◆ Work to do
Gather all lines in the records below that include the word "नवलपर".

━━━━━━

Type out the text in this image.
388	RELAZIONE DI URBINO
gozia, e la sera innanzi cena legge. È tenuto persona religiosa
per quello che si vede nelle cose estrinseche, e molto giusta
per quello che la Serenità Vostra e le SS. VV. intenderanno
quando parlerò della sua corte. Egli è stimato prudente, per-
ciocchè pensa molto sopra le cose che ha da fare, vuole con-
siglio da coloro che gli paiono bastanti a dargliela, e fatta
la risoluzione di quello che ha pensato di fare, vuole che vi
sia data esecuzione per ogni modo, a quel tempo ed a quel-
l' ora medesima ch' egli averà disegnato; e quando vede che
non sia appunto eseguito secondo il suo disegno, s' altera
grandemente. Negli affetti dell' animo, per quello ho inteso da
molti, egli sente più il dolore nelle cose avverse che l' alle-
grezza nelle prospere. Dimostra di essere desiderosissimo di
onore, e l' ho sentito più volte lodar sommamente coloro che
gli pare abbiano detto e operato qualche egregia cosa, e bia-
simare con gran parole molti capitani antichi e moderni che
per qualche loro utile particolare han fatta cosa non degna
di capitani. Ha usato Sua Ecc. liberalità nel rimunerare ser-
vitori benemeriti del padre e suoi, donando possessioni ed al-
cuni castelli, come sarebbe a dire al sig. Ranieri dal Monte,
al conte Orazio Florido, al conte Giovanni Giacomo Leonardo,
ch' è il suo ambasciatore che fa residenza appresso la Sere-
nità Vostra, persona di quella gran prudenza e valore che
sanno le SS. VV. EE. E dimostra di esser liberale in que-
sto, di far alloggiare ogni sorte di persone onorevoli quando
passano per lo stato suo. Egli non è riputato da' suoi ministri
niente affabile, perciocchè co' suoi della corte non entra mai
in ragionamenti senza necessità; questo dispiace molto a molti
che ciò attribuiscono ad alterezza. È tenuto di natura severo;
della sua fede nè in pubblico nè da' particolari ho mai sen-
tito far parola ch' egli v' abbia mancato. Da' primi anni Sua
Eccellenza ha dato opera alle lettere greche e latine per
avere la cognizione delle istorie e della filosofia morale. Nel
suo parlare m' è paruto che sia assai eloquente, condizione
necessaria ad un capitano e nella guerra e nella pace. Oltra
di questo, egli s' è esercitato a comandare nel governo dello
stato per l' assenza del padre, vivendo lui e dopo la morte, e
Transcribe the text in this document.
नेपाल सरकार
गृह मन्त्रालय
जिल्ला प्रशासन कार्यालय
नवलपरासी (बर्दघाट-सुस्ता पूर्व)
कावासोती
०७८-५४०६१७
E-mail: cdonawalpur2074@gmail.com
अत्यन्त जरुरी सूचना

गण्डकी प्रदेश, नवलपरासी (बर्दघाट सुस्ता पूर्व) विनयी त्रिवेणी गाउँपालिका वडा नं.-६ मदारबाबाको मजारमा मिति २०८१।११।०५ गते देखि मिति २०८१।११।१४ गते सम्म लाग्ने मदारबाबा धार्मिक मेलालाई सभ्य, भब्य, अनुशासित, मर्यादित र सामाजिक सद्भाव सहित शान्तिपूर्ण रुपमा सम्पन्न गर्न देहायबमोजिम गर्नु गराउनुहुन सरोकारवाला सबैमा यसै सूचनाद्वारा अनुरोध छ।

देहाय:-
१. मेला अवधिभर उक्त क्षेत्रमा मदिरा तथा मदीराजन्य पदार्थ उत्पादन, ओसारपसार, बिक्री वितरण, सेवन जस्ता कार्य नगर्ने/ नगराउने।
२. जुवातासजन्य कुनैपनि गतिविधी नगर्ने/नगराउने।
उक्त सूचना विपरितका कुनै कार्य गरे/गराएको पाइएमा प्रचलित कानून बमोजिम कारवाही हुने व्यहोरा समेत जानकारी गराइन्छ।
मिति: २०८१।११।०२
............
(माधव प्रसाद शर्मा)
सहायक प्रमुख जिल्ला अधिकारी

━━━━━━

◆ Output of the task
नवलपरासी (बर्दघाट-सुस्ता पूर्व)
गण्डकी प्रदेश, नवलपरासी (बर्दघाट सुस्ता पूर्व) विनयी त्रिवेणी गाउँपालिका वडा नं.-६ मदारबाबाको मजारमा मिति २०८१।११।०५ गते देखि मिति २०८१।११।१४ गते सम्म लाग्ने मदारबाबा धार्मिक मेलालाई सभ्य, भब्य, अनुशासित, मर्यादित र सामाजिक सद्भाव सहित शान्तिपूर्ण रुपमा सम्पन्न गर्न देहायबमोजिम गर्नु गराउनुहुन सरोकारवाला सबैमा यसै सूचनाद्वारा अनुरोध छ।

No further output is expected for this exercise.